### SOURCE DATA

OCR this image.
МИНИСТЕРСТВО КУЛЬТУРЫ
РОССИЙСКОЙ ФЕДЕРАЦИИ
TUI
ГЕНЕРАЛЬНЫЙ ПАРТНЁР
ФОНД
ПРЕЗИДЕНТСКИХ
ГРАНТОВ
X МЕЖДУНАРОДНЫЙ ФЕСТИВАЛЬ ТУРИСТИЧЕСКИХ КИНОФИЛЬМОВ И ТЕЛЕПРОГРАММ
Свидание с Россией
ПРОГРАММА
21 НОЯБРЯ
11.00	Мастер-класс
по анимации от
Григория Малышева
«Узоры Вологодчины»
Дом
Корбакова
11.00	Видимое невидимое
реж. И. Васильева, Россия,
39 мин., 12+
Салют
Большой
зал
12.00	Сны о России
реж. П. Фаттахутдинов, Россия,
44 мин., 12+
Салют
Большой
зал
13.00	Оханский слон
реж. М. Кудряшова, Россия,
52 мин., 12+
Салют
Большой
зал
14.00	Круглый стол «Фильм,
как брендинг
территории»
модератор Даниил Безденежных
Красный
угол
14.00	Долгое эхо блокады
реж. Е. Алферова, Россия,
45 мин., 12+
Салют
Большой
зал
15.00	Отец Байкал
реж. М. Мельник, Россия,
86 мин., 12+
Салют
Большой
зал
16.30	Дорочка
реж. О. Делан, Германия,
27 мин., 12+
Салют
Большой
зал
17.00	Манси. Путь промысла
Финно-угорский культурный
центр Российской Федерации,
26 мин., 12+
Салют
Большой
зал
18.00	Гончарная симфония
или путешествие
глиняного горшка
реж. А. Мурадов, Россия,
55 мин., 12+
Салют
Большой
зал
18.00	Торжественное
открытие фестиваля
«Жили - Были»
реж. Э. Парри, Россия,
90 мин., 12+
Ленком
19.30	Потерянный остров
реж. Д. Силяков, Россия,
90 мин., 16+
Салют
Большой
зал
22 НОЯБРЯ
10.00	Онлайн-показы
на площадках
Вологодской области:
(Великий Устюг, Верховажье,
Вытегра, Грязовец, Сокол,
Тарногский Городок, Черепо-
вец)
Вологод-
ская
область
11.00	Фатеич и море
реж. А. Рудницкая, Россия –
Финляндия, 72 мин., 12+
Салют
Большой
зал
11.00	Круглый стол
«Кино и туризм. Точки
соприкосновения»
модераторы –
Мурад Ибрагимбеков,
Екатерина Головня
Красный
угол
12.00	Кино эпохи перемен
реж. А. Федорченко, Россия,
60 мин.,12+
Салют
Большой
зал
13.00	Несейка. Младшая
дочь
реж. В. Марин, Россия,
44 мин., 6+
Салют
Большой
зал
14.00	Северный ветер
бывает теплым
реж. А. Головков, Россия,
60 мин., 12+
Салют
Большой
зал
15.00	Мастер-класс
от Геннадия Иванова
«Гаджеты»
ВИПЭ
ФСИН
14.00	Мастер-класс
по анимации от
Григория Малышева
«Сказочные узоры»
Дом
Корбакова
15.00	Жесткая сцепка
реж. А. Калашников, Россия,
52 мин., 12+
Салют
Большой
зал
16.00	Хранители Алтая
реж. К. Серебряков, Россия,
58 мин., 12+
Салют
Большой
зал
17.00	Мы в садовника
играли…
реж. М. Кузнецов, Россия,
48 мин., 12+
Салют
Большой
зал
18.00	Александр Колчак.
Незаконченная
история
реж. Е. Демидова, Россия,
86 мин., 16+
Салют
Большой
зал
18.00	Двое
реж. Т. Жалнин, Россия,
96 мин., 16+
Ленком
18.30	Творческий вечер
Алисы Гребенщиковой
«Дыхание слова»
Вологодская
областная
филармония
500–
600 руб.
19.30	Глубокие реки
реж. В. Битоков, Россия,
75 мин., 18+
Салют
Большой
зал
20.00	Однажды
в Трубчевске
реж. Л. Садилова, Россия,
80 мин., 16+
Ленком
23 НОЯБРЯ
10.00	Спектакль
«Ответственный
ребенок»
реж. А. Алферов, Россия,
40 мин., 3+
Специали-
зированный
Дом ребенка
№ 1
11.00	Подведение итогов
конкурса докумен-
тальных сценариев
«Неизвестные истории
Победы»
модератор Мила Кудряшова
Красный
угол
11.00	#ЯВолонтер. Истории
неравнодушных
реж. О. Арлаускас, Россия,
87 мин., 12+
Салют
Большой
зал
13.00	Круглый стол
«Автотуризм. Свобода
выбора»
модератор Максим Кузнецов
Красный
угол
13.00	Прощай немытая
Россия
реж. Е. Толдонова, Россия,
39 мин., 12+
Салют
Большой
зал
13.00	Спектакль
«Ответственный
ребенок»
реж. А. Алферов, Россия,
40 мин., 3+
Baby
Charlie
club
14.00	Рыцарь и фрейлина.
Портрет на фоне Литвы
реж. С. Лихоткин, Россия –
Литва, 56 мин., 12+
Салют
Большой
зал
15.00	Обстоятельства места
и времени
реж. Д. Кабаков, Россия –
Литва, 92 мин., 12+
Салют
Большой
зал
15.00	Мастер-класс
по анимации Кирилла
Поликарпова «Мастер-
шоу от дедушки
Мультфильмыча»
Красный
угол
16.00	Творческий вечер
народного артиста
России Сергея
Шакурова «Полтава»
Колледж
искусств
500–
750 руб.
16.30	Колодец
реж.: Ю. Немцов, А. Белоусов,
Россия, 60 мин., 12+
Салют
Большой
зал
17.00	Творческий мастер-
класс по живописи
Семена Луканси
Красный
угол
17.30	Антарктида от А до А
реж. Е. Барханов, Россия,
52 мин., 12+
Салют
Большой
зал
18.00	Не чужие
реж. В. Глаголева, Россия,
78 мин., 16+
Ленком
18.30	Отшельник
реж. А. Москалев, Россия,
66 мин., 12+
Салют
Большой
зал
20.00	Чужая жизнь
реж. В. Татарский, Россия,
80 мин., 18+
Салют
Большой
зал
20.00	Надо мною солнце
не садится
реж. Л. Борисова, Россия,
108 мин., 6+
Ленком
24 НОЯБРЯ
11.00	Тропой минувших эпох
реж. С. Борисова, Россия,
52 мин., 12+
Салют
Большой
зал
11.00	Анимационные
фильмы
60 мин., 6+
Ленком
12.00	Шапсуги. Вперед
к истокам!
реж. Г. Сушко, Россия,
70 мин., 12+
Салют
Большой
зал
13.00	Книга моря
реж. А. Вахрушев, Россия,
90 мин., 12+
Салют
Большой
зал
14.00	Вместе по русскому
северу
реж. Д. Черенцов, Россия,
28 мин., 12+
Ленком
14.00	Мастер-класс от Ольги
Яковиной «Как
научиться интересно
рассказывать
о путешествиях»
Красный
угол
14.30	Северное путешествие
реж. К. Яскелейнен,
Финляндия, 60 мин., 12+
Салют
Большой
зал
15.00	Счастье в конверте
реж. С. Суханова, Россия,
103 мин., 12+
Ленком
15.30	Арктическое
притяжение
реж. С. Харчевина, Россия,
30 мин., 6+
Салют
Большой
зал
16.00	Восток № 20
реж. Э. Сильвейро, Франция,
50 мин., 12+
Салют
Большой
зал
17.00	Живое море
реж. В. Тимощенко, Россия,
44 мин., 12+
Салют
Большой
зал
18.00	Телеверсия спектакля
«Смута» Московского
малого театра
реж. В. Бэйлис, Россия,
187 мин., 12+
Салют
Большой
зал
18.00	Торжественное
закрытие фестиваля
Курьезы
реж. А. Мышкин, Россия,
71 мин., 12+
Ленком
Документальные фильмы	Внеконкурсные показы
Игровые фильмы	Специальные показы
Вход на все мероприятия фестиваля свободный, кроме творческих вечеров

######

TASK DIRECTIONS - Give every line of the material again, exactly as it reads.

TASK RESULT -
OCR this image.
МИНИСТЕРСТВО КУЛЬТУРЫ
РОССИЙСКОЙ ФЕДЕРАЦИИ
TUI
ГЕНЕРАЛЬНЫЙ ПАРТНЁР
ФОНД
ПРЕЗИДЕНТСКИХ
ГРАНТОВ
X МЕЖДУНАРОДНЫЙ ФЕСТИВАЛЬ ТУРИСТИЧЕСКИХ КИНОФИЛЬМОВ И ТЕЛЕПРОГРАММ
Свидание с Россией
ПРОГРАММА
21 НОЯБРЯ
11.00	Мастер-класс
по анимации от
Григория Малышева
«Узоры Вологодчины»
Дом
Корбакова
11.00	Видимое невидимое
реж. И. Васильева, Россия,
39 мин., 12+
Салют
Большой
зал
12.00	Сны о России
реж. П. Фаттахутдинов, Россия,
44 мин., 12+
Салют
Большой
зал
13.00	Оханский слон
реж. М. Кудряшова, Россия,
52 мин., 12+
Салют
Большой
зал
14.00	Круглый стол «Фильм,
как брендинг
территории»
модератор Даниил Безденежных
Красный
угол
14.00	Долгое эхо блокады
реж. Е. Алферова, Россия,
45 мин., 12+
Салют
Большой
зал
15.00	Отец Байкал
реж. М. Мельник, Россия,
86 мин., 12+
Салют
Большой
зал
16.30	Дорочка
реж. О. Делан, Германия,
27 мин., 12+
Салют
Большой
зал
17.00	Манси. Путь промысла
Финно-угорский культурный
центр Российской Федерации,
26 мин., 12+
Салют
Большой
зал
18.00	Гончарная симфония
или путешествие
глиняного горшка
реж. А. Мурадов, Россия,
55 мин., 12+
Салют
Большой
зал
18.00	Торжественное
открытие фестиваля
«Жили - Были»
реж. Э. Парри, Россия,
90 мин., 12+
Ленком
19.30	Потерянный остров
реж. Д. Силяков, Россия,
90 мин., 16+
Салют
Большой
зал
22 НОЯБРЯ
10.00	Онлайн-показы
на площадках
Вологодской области:
(Великий Устюг, Верховажье,
Вытегра, Грязовец, Сокол,
Тарногский Городок, Черепо-
вец)
Вологод-
ская
область
11.00	Фатеич и море
реж. А. Рудницкая, Россия –
Финляндия, 72 мин., 12+
Салют
Большой
зал
11.00	Круглый стол
«Кино и туризм. Точки
соприкосновения»
модераторы –
Мурад Ибрагимбеков,
Екатерина Головня
Красный
угол
12.00	Кино эпохи перемен
реж. А. Федорченко, Россия,
60 мин.,12+
Салют
Большой
зал
13.00	Несейка. Младшая
дочь
реж. В. Марин, Россия,
44 мин., 6+
Салют
Большой
зал
14.00	Северный ветер
бывает теплым
реж. А. Головков, Россия,
60 мин., 12+
Салют
Большой
зал
15.00	Мастер-класс
от Геннадия Иванова
«Гаджеты»
ВИПЭ
ФСИН
14.00	Мастер-класс
по анимации от
Григория Малышева
«Сказочные узоры»
Дом
Корбакова
15.00	Жесткая сцепка
реж. А. Калашников, Россия,
52 мин., 12+
Салют
Большой
зал
16.00	Хранители Алтая
реж. К. Серебряков, Россия,
58 мин., 12+
Салют
Большой
зал
17.00	Мы в садовника
играли…
реж. М. Кузнецов, Россия,
48 мин., 12+
Салют
Большой
зал
18.00	Александр Колчак.
Незаконченная
история
реж. Е. Демидова, Россия,
86 мин., 16+
Салют
Большой
зал
18.00	Двое
реж. Т. Жалнин, Россия,
96 мин., 16+
Ленком
18.30	Творческий вечер
Алисы Гребенщиковой
«Дыхание слова»
Вологодская
областная
филармония
500–
600 руб.
19.30	Глубокие реки
реж. В. Битоков, Россия,
75 мин., 18+
Салют
Большой
зал
20.00	Однажды
в Трубчевске
реж. Л. Садилова, Россия,
80 мин., 16+
Ленком
23 НОЯБРЯ
10.00	Спектакль
«Ответственный
ребенок»
реж. А. Алферов, Россия,
40 мин., 3+
Специали-
зированный
Дом ребенка
№ 1
11.00	Подведение итогов
конкурса докумен-
тальных сценариев
«Неизвестные истории
Победы»
модератор Мила Кудряшова
Красный
угол
11.00	#ЯВолонтер. Истории
неравнодушных
реж. О. Арлаускас, Россия,
87 мин., 12+
Салют
Большой
зал
13.00	Круглый стол
«Автотуризм. Свобода
выбора»
модератор Максим Кузнецов
Красный
угол
13.00	Прощай немытая
Россия
реж. Е. Толдонова, Россия,
39 мин., 12+
Салют
Большой
зал
13.00	Спектакль
«Ответственный
ребенок»
реж. А. Алферов, Россия,
40 мин., 3+
Baby
Charlie
club
14.00	Рыцарь и фрейлина.
Портрет на фоне Литвы
реж. С. Лихоткин, Россия –
Литва, 56 мин., 12+
Салют
Большой
зал
15.00	Обстоятельства места
и времени
реж. Д. Кабаков, Россия –
Литва, 92 мин., 12+
Салют
Большой
зал
15.00	Мастер-класс
по анимации Кирилла
Поликарпова «Мастер-
шоу от дедушки
Мультфильмыча»
Красный
угол
16.00	Творческий вечер
народного артиста
России Сергея
Шакурова «Полтава»
Колледж
искусств
500–
750 руб.
16.30	Колодец
реж.: Ю. Немцов, А. Белоусов,
Россия, 60 мин., 12+
Салют
Большой
зал
17.00	Творческий мастер-
класс по живописи
Семена Луканси
Красный
угол
17.30	Антарктида от А до А
реж. Е. Барханов, Россия,
52 мин., 12+
Салют
Большой
зал
18.00	Не чужие
реж. В. Глаголева, Россия,
78 мин., 16+
Ленком
18.30	Отшельник
реж. А. Москалев, Россия,
66 мин., 12+
Салют
Большой
зал
20.00	Чужая жизнь
реж. В. Татарский, Россия,
80 мин., 18+
Салют
Большой
зал
20.00	Надо мною солнце
не садится
реж. Л. Борисова, Россия,
108 мин., 6+
Ленком
24 НОЯБРЯ
11.00	Тропой минувших эпох
реж. С. Борисова, Россия,
52 мин., 12+
Салют
Большой
зал
11.00	Анимационные
фильмы
60 мин., 6+
Ленком
12.00	Шапсуги. Вперед
к истокам!
реж. Г. Сушко, Россия,
70 мин., 12+
Салют
Большой
зал
13.00	Книга моря
реж. А. Вахрушев, Россия,
90 мин., 12+
Салют
Большой
зал
14.00	Вместе по русскому
северу
реж. Д. Черенцов, Россия,
28 мин., 12+
Ленком
14.00	Мастер-класс от Ольги
Яковиной «Как
научиться интересно
рассказывать
о путешествиях»
Красный
угол
14.30	Северное путешествие
реж. К. Яскелейнен,
Финляндия, 60 мин., 12+
Салют
Большой
зал
15.00	Счастье в конверте
реж. С. Суханова, Россия,
103 мин., 12+
Ленком
15.30	Арктическое
притяжение
реж. С. Харчевина, Россия,
30 мин., 6+
Салют
Большой
зал
16.00	Восток № 20
реж. Э. Сильвейро, Франция,
50 мин., 12+
Салют
Большой
зал
17.00	Живое море
реж. В. Тимощенко, Россия,
44 мин., 12+
Салют
Большой
зал
18.00	Телеверсия спектакля
«Смута» Московского
малого театра
реж. В. Бэйлис, Россия,
187 мин., 12+
Салют
Большой
зал
18.00	Торжественное
закрытие фестиваля
Курьезы
реж. А. Мышкин, Россия,
71 мин., 12+
Ленком
Документальные фильмы	Внеконкурсные показы
Игровые фильмы	Специальные показы
Вход на все мероприятия фестиваля свободный, кроме творческих вечеров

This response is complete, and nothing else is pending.